[Structured figure records]
"""

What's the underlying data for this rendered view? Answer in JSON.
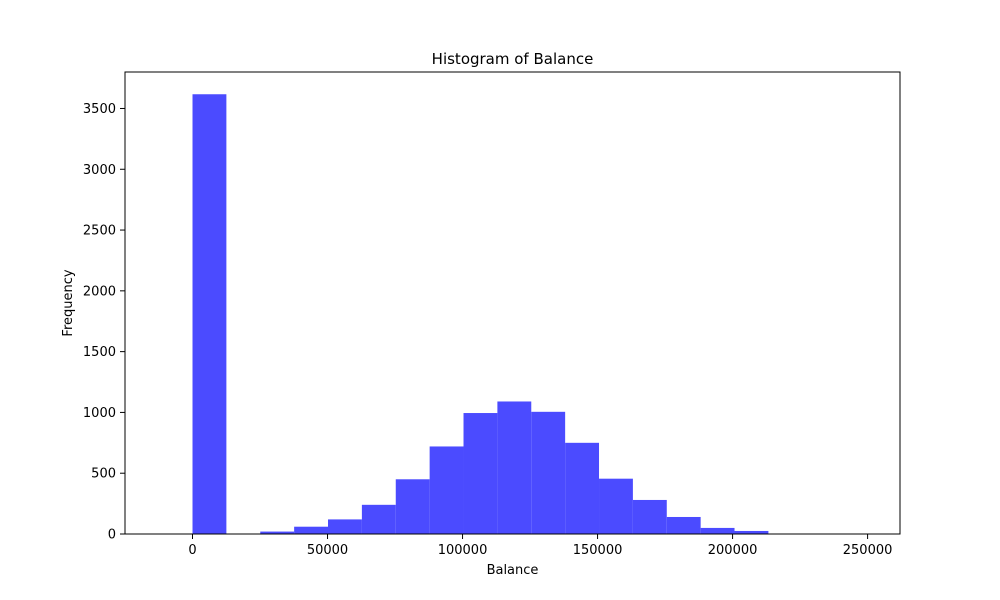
{
  "chart_data": {
    "type": "bar",
    "title": "Histogram of Balance",
    "xlabel": "Balance",
    "ylabel": "Frequency",
    "bar_color": "#4b4bff",
    "xlim": [
      -25000,
      262000
    ],
    "ylim": [
      0,
      3800
    ],
    "x_ticks": [
      0,
      50000,
      100000,
      150000,
      200000,
      250000
    ],
    "y_ticks": [
      0,
      500,
      1000,
      1500,
      2000,
      2500,
      3000,
      3500
    ],
    "bins": [
      {
        "start": 0,
        "end": 12545,
        "count": 3617
      },
      {
        "start": 12545,
        "end": 25090,
        "count": 0
      },
      {
        "start": 25090,
        "end": 37635,
        "count": 20
      },
      {
        "start": 37635,
        "end": 50180,
        "count": 60
      },
      {
        "start": 50180,
        "end": 62725,
        "count": 120
      },
      {
        "start": 62725,
        "end": 75270,
        "count": 240
      },
      {
        "start": 75270,
        "end": 87815,
        "count": 450
      },
      {
        "start": 87815,
        "end": 100360,
        "count": 720
      },
      {
        "start": 100360,
        "end": 112905,
        "count": 995
      },
      {
        "start": 112905,
        "end": 125450,
        "count": 1090
      },
      {
        "start": 125450,
        "end": 137995,
        "count": 1005
      },
      {
        "start": 137995,
        "end": 150540,
        "count": 750
      },
      {
        "start": 150540,
        "end": 163085,
        "count": 455
      },
      {
        "start": 163085,
        "end": 175630,
        "count": 280
      },
      {
        "start": 175630,
        "end": 188175,
        "count": 140
      },
      {
        "start": 188175,
        "end": 200720,
        "count": 50
      },
      {
        "start": 200720,
        "end": 213265,
        "count": 25
      },
      {
        "start": 213265,
        "end": 225810,
        "count": 0
      },
      {
        "start": 225810,
        "end": 238355,
        "count": 0
      },
      {
        "start": 238355,
        "end": 250900,
        "count": 2
      }
    ]
  }
}
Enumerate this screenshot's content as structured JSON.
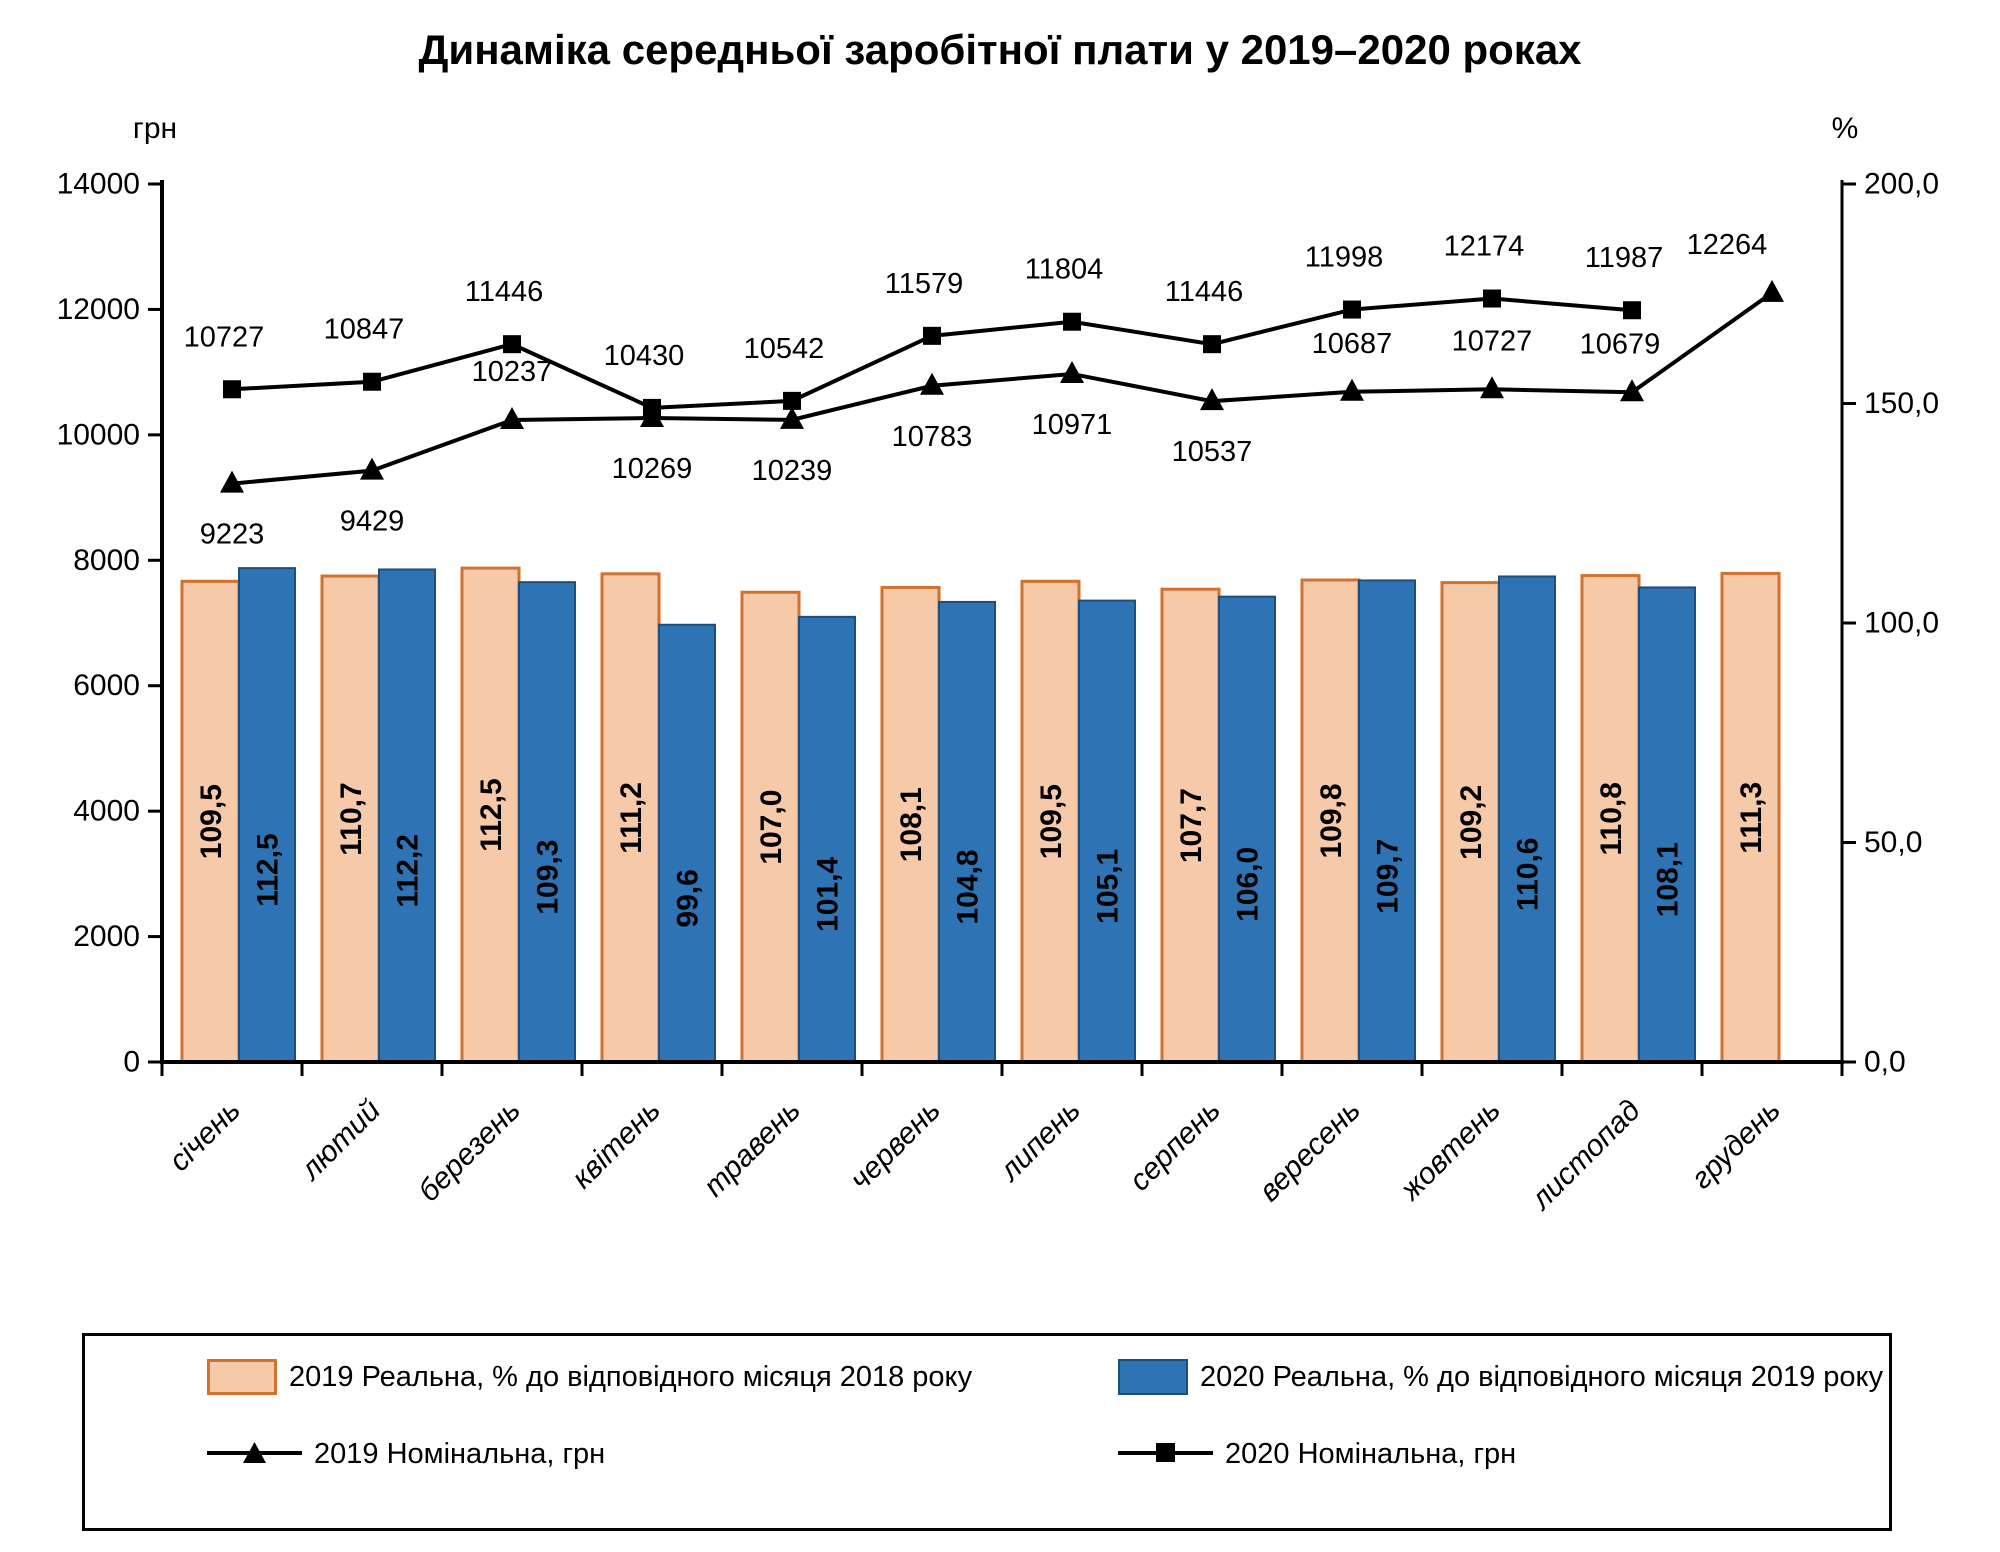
{
  "title": "Динаміка середньої заробітної плати у 2019–2020 роках",
  "chart_data": {
    "type": "combo",
    "title": "Динаміка середньої заробітної плати у 2019–2020 роках",
    "categories": [
      "січень",
      "лютий",
      "березень",
      "квітень",
      "травень",
      "червень",
      "липень",
      "серпень",
      "вересень",
      "жовтень",
      "листопад",
      "грудень"
    ],
    "left_axis": {
      "unit": "грн",
      "max": 14000,
      "min": 0,
      "ticks": [
        "14000",
        "12000",
        "10000",
        "8000",
        "6000",
        "4000",
        "2000",
        "0"
      ]
    },
    "right_axis": {
      "unit": "%",
      "max": 200,
      "min": 0,
      "ticks": [
        "200,0",
        "150,0",
        "100,0",
        "50,0",
        "0,0"
      ]
    },
    "grid": "off",
    "legend_position": "bottom-box",
    "series": [
      {
        "id": "real2019",
        "name": "2019 Реальна, % до відповідного місяця 2018 року",
        "type": "bar",
        "axis": "right",
        "fill": "#F6C9A9",
        "stroke": "#D2722E",
        "values": [
          109.5,
          110.7,
          112.5,
          111.2,
          107.0,
          108.1,
          109.5,
          107.7,
          109.8,
          109.2,
          110.8,
          111.3
        ],
        "labels": [
          "109,5",
          "110,7",
          "112,5",
          "111,2",
          "107,0",
          "108,1",
          "109,5",
          "107,7",
          "109,8",
          "109,2",
          "110,8",
          "111,3"
        ]
      },
      {
        "id": "real2020",
        "name": "2020 Реальна, % до відповідного місяця 2019 року",
        "type": "bar",
        "axis": "right",
        "fill": "#2E74B5",
        "stroke": "#1F4E79",
        "values": [
          112.5,
          112.2,
          109.3,
          99.6,
          101.4,
          104.8,
          105.1,
          106.0,
          109.7,
          110.6,
          108.1
        ],
        "labels": [
          "112,5",
          "112,2",
          "109,3",
          "99,6",
          "101,4",
          "104,8",
          "105,1",
          "106,0",
          "109,7",
          "110,6",
          "108,1"
        ]
      },
      {
        "id": "nom2019",
        "name": "2019 Номінальна, грн",
        "type": "line",
        "axis": "left",
        "marker": "triangle",
        "color": "#000000",
        "values": [
          9223,
          9429,
          10237,
          10269,
          10239,
          10783,
          10971,
          10537,
          10687,
          10727,
          10679,
          12264
        ],
        "labels": [
          "9223",
          "9429",
          "10237",
          "10269",
          "10239",
          "10783",
          "10971",
          "10537",
          "10687",
          "10727",
          "10679",
          "12264"
        ],
        "label_pos": [
          "below",
          "below",
          "above",
          "below",
          "below",
          "below",
          "below",
          "below",
          "above",
          "above",
          "above",
          "above"
        ],
        "label_dx": [
          0,
          0,
          0,
          0,
          0,
          0,
          0,
          0,
          0,
          0,
          -12,
          -45
        ]
      },
      {
        "id": "nom2020",
        "name": "2020 Номінальна, грн",
        "type": "line",
        "axis": "left",
        "marker": "square",
        "color": "#000000",
        "values": [
          10727,
          10847,
          11446,
          10430,
          10542,
          11579,
          11804,
          11446,
          11998,
          12174,
          11987
        ],
        "labels": [
          "10727",
          "10847",
          "11446",
          "10430",
          "10542",
          "11579",
          "11804",
          "11446",
          "11998",
          "12174",
          "11987"
        ]
      }
    ]
  }
}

"""

▶ _Short exercise_
Exclude every picture and copy the remaining data exactly.

▶ _Response_
What's the underlying data for this rendered view? Answer in JSON.
{
  "chart_data": {
    "type": "bar",
    "title": "Histogram of Balance",
    "xlabel": "Balance",
    "ylabel": "Frequency",
    "bar_color": "#4b4bff",
    "xlim": [
      -25000,
      262000
    ],
    "ylim": [
      0,
      3800
    ],
    "x_ticks": [
      0,
      50000,
      100000,
      150000,
      200000,
      250000
    ],
    "y_ticks": [
      0,
      500,
      1000,
      1500,
      2000,
      2500,
      3000,
      3500
    ],
    "bins": [
      {
        "start": 0,
        "end": 12545,
        "count": 3617
      },
      {
        "start": 12545,
        "end": 25090,
        "count": 0
      },
      {
        "start": 25090,
        "end": 37635,
        "count": 20
      },
      {
        "start": 37635,
        "end": 50180,
        "count": 60
      },
      {
        "start": 50180,
        "end": 62725,
        "count": 120
      },
      {
        "start": 62725,
        "end": 75270,
        "count": 240
      },
      {
        "start": 75270,
        "end": 87815,
        "count": 450
      },
      {
        "start": 87815,
        "end": 100360,
        "count": 720
      },
      {
        "start": 100360,
        "end": 112905,
        "count": 995
      },
      {
        "start": 112905,
        "end": 125450,
        "count": 1090
      },
      {
        "start": 125450,
        "end": 137995,
        "count": 1005
      },
      {
        "start": 137995,
        "end": 150540,
        "count": 750
      },
      {
        "start": 150540,
        "end": 163085,
        "count": 455
      },
      {
        "start": 163085,
        "end": 175630,
        "count": 280
      },
      {
        "start": 175630,
        "end": 188175,
        "count": 140
      },
      {
        "start": 188175,
        "end": 200720,
        "count": 50
      },
      {
        "start": 200720,
        "end": 213265,
        "count": 25
      },
      {
        "start": 213265,
        "end": 225810,
        "count": 0
      },
      {
        "start": 225810,
        "end": 238355,
        "count": 0
      },
      {
        "start": 238355,
        "end": 250900,
        "count": 2
      }
    ]
  }
}
Enumerate this screenshot's content as structured JSON.
{
  "title": "Динаміка середньої заробітної плати у 2019–2020 роках",
  "chart_data": {
    "type": "combo",
    "title": "Динаміка середньої заробітної плати у 2019–2020 роках",
    "categories": [
      "січень",
      "лютий",
      "березень",
      "квітень",
      "травень",
      "червень",
      "липень",
      "серпень",
      "вересень",
      "жовтень",
      "листопад",
      "грудень"
    ],
    "left_axis": {
      "unit": "грн",
      "max": 14000,
      "min": 0,
      "ticks": [
        "14000",
        "12000",
        "10000",
        "8000",
        "6000",
        "4000",
        "2000",
        "0"
      ]
    },
    "right_axis": {
      "unit": "%",
      "max": 200,
      "min": 0,
      "ticks": [
        "200,0",
        "150,0",
        "100,0",
        "50,0",
        "0,0"
      ]
    },
    "grid": "off",
    "legend_position": "bottom-box",
    "series": [
      {
        "id": "real2019",
        "name": "2019 Реальна, % до відповідного місяця 2018 року",
        "type": "bar",
        "axis": "right",
        "fill": "#F6C9A9",
        "stroke": "#D2722E",
        "values": [
          109.5,
          110.7,
          112.5,
          111.2,
          107.0,
          108.1,
          109.5,
          107.7,
          109.8,
          109.2,
          110.8,
          111.3
        ],
        "labels": [
          "109,5",
          "110,7",
          "112,5",
          "111,2",
          "107,0",
          "108,1",
          "109,5",
          "107,7",
          "109,8",
          "109,2",
          "110,8",
          "111,3"
        ]
      },
      {
        "id": "real2020",
        "name": "2020 Реальна, % до відповідного місяця 2019 року",
        "type": "bar",
        "axis": "right",
        "fill": "#2E74B5",
        "stroke": "#1F4E79",
        "values": [
          112.5,
          112.2,
          109.3,
          99.6,
          101.4,
          104.8,
          105.1,
          106.0,
          109.7,
          110.6,
          108.1
        ],
        "labels": [
          "112,5",
          "112,2",
          "109,3",
          "99,6",
          "101,4",
          "104,8",
          "105,1",
          "106,0",
          "109,7",
          "110,6",
          "108,1"
        ]
      },
      {
        "id": "nom2019",
        "name": "2019 Номінальна, грн",
        "type": "line",
        "axis": "left",
        "marker": "triangle",
        "color": "#000000",
        "values": [
          9223,
          9429,
          10237,
          10269,
          10239,
          10783,
          10971,
          10537,
          10687,
          10727,
          10679,
          12264
        ],
        "labels": [
          "9223",
          "9429",
          "10237",
          "10269",
          "10239",
          "10783",
          "10971",
          "10537",
          "10687",
          "10727",
          "10679",
          "12264"
        ],
        "label_pos": [
          "below",
          "below",
          "above",
          "below",
          "below",
          "below",
          "below",
          "below",
          "above",
          "above",
          "above",
          "above"
        ],
        "label_dx": [
          0,
          0,
          0,
          0,
          0,
          0,
          0,
          0,
          0,
          0,
          -12,
          -45
        ]
      },
      {
        "id": "nom2020",
        "name": "2020 Номінальна, грн",
        "type": "line",
        "axis": "left",
        "marker": "square",
        "color": "#000000",
        "values": [
          10727,
          10847,
          11446,
          10430,
          10542,
          11579,
          11804,
          11446,
          11998,
          12174,
          11987
        ],
        "labels": [
          "10727",
          "10847",
          "11446",
          "10430",
          "10542",
          "11579",
          "11804",
          "11446",
          "11998",
          "12174",
          "11987"
        ]
      }
    ]
  }
}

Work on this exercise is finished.